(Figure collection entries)
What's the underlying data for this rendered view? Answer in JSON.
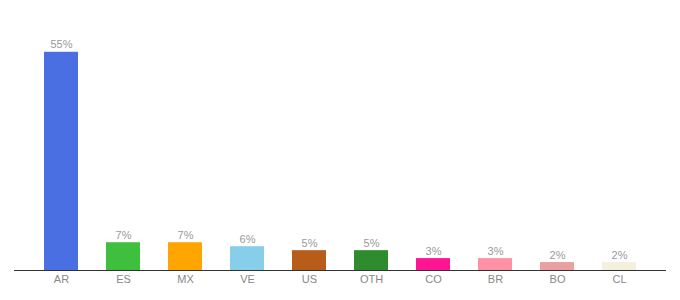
{
  "chart_data": {
    "type": "bar",
    "categories": [
      "AR",
      "ES",
      "MX",
      "VE",
      "US",
      "OTH",
      "CO",
      "BR",
      "BO",
      "CL"
    ],
    "values": [
      55,
      7,
      7,
      6,
      5,
      5,
      3,
      3,
      2,
      2
    ],
    "value_labels": [
      "55%",
      "7%",
      "7%",
      "6%",
      "5%",
      "5%",
      "3%",
      "3%",
      "2%",
      "2%"
    ],
    "colors": [
      "#4A6FE3",
      "#3EBF3E",
      "#FFA500",
      "#87CEEB",
      "#B85C1A",
      "#2E8B2E",
      "#FF1493",
      "#FF91A4",
      "#E8A0A0",
      "#F5F0DC"
    ],
    "ylim": [
      0,
      62
    ],
    "data_labels": true,
    "tick_labels": "x",
    "grid": false
  }
}
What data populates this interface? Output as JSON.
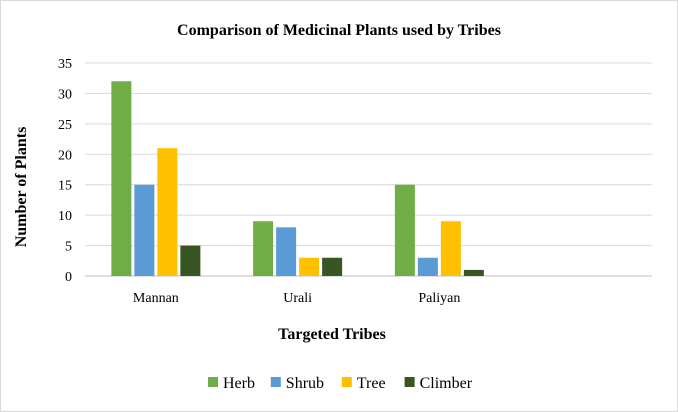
{
  "chart_data": {
    "type": "bar",
    "title": "Comparison of Medicinal Plants used by Tribes",
    "xlabel": "Targeted Tribes",
    "ylabel": "Number of Plants",
    "categories": [
      "Mannan",
      "Urali",
      "Paliyan",
      ""
    ],
    "series": [
      {
        "name": "Herb",
        "values": [
          32,
          9,
          15,
          null
        ],
        "color": "#70ad47"
      },
      {
        "name": "Shrub",
        "values": [
          15,
          8,
          3,
          null
        ],
        "color": "#5b9bd5"
      },
      {
        "name": "Tree",
        "values": [
          21,
          3,
          9,
          null
        ],
        "color": "#ffc000"
      },
      {
        "name": "Climber",
        "values": [
          5,
          3,
          1,
          null
        ],
        "color": "#375623"
      }
    ],
    "ylim": [
      0,
      35
    ],
    "yticks": [
      0,
      5,
      10,
      15,
      20,
      25,
      30,
      35
    ],
    "grid": true,
    "legend_position": "bottom"
  }
}
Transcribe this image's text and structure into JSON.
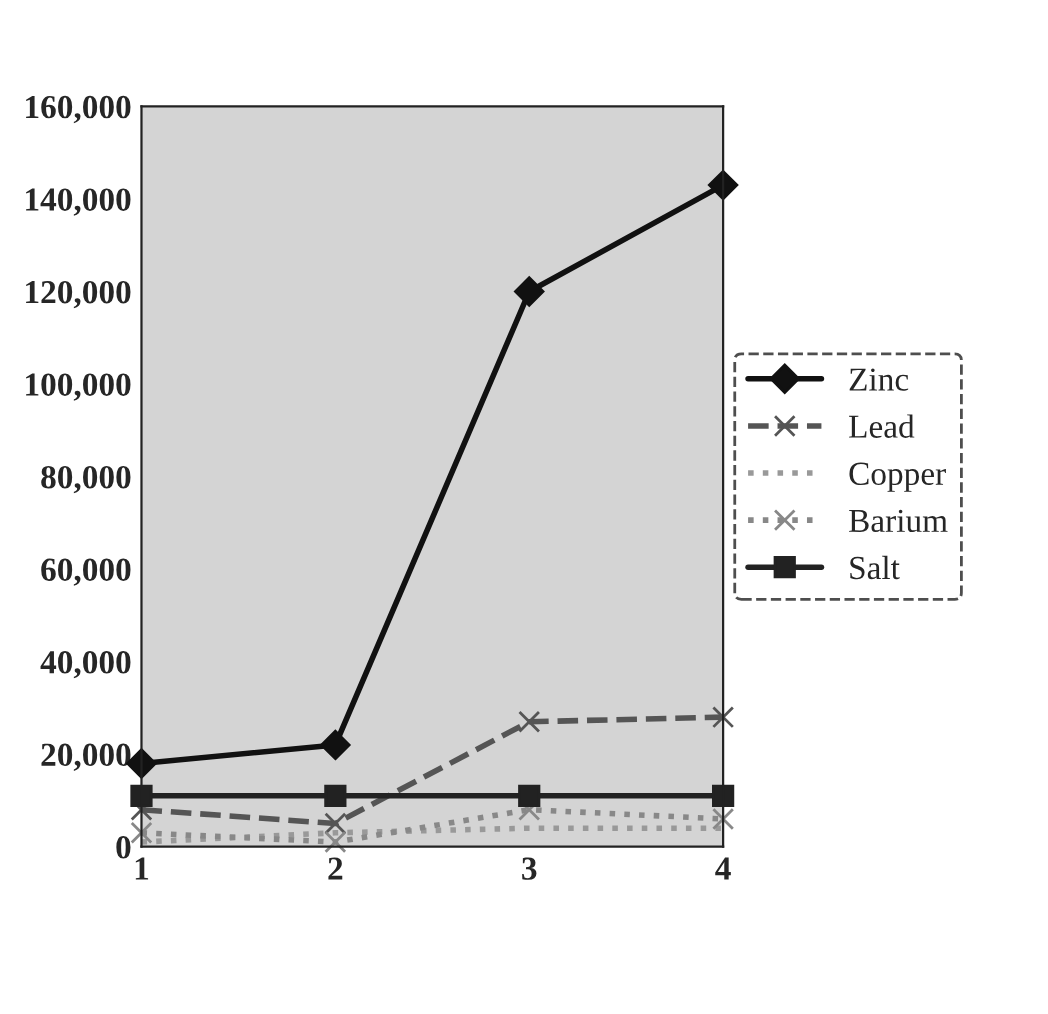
{
  "chart_data": {
    "type": "line",
    "x": [
      1,
      2,
      3,
      4
    ],
    "series": [
      {
        "name": "Zinc",
        "color": "#111111",
        "values": [
          18000,
          22000,
          120000,
          143000
        ],
        "marker": "diamond",
        "line_style": "solid"
      },
      {
        "name": "Lead",
        "color": "#555555",
        "values": [
          8000,
          5000,
          27000,
          28000
        ],
        "marker": "cross",
        "line_style": "dashed"
      },
      {
        "name": "Copper",
        "color": "#999999",
        "values": [
          1000,
          3000,
          4000,
          4000
        ],
        "marker": "none",
        "line_style": "dotted"
      },
      {
        "name": "Barium",
        "color": "#888888",
        "values": [
          3000,
          1000,
          8000,
          6000
        ],
        "marker": "cross",
        "line_style": "dotted"
      },
      {
        "name": "Salt",
        "color": "#222222",
        "values": [
          11000,
          11000,
          11000,
          11000
        ],
        "marker": "square",
        "line_style": "solid"
      }
    ],
    "xlim": [
      1,
      4
    ],
    "xticks": [
      1,
      2,
      3,
      4
    ],
    "ylim": [
      0,
      160000
    ],
    "yticks": [
      {
        "value": 0,
        "label": "0"
      },
      {
        "value": 20000,
        "label": "20,000"
      },
      {
        "value": 40000,
        "label": "40,000"
      },
      {
        "value": 60000,
        "label": "60,000"
      },
      {
        "value": 80000,
        "label": "80,000"
      },
      {
        "value": 100000,
        "label": "100,000"
      },
      {
        "value": 120000,
        "label": "120,000"
      },
      {
        "value": 140000,
        "label": "140,000"
      },
      {
        "value": 160000,
        "label": "160,000"
      }
    ],
    "grid": false,
    "legend": "right"
  }
}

* **Short task**
Your job is to transcribe the entries above exactly; skip the pictures.

* **Final answer**
What's the underlying data for this rendered view? Answer in JSON.
{
  "chart_data": {
    "type": "bar",
    "categories": [
      "AR",
      "ES",
      "MX",
      "VE",
      "US",
      "OTH",
      "CO",
      "BR",
      "BO",
      "CL"
    ],
    "values": [
      55,
      7,
      7,
      6,
      5,
      5,
      3,
      3,
      2,
      2
    ],
    "value_labels": [
      "55%",
      "7%",
      "7%",
      "6%",
      "5%",
      "5%",
      "3%",
      "3%",
      "2%",
      "2%"
    ],
    "colors": [
      "#4A6FE3",
      "#3EBF3E",
      "#FFA500",
      "#87CEEB",
      "#B85C1A",
      "#2E8B2E",
      "#FF1493",
      "#FF91A4",
      "#E8A0A0",
      "#F5F0DC"
    ],
    "ylim": [
      0,
      62
    ],
    "data_labels": true,
    "tick_labels": "x",
    "grid": false
  }
}
What data populates this interface? Output as JSON.
{
  "chart_data": {
    "type": "bar",
    "title": "Comparison of Medicinal Plants used by Tribes",
    "xlabel": "Targeted Tribes",
    "ylabel": "Number of Plants",
    "categories": [
      "Mannan",
      "Urali",
      "Paliyan",
      ""
    ],
    "series": [
      {
        "name": "Herb",
        "values": [
          32,
          9,
          15,
          null
        ],
        "color": "#70ad47"
      },
      {
        "name": "Shrub",
        "values": [
          15,
          8,
          3,
          null
        ],
        "color": "#5b9bd5"
      },
      {
        "name": "Tree",
        "values": [
          21,
          3,
          9,
          null
        ],
        "color": "#ffc000"
      },
      {
        "name": "Climber",
        "values": [
          5,
          3,
          1,
          null
        ],
        "color": "#375623"
      }
    ],
    "ylim": [
      0,
      35
    ],
    "yticks": [
      0,
      5,
      10,
      15,
      20,
      25,
      30,
      35
    ],
    "grid": true,
    "legend_position": "bottom"
  }
}
Transcribe this image's text and structure into JSON.
{
  "chart_data": {
    "type": "line",
    "x": [
      1,
      2,
      3,
      4
    ],
    "series": [
      {
        "name": "Zinc",
        "color": "#111111",
        "values": [
          18000,
          22000,
          120000,
          143000
        ],
        "marker": "diamond",
        "line_style": "solid"
      },
      {
        "name": "Lead",
        "color": "#555555",
        "values": [
          8000,
          5000,
          27000,
          28000
        ],
        "marker": "cross",
        "line_style": "dashed"
      },
      {
        "name": "Copper",
        "color": "#999999",
        "values": [
          1000,
          3000,
          4000,
          4000
        ],
        "marker": "none",
        "line_style": "dotted"
      },
      {
        "name": "Barium",
        "color": "#888888",
        "values": [
          3000,
          1000,
          8000,
          6000
        ],
        "marker": "cross",
        "line_style": "dotted"
      },
      {
        "name": "Salt",
        "color": "#222222",
        "values": [
          11000,
          11000,
          11000,
          11000
        ],
        "marker": "square",
        "line_style": "solid"
      }
    ],
    "xlim": [
      1,
      4
    ],
    "xticks": [
      1,
      2,
      3,
      4
    ],
    "ylim": [
      0,
      160000
    ],
    "yticks": [
      {
        "value": 0,
        "label": "0"
      },
      {
        "value": 20000,
        "label": "20,000"
      },
      {
        "value": 40000,
        "label": "40,000"
      },
      {
        "value": 60000,
        "label": "60,000"
      },
      {
        "value": 80000,
        "label": "80,000"
      },
      {
        "value": 100000,
        "label": "100,000"
      },
      {
        "value": 120000,
        "label": "120,000"
      },
      {
        "value": 140000,
        "label": "140,000"
      },
      {
        "value": 160000,
        "label": "160,000"
      }
    ],
    "grid": false,
    "legend": "right"
  }
}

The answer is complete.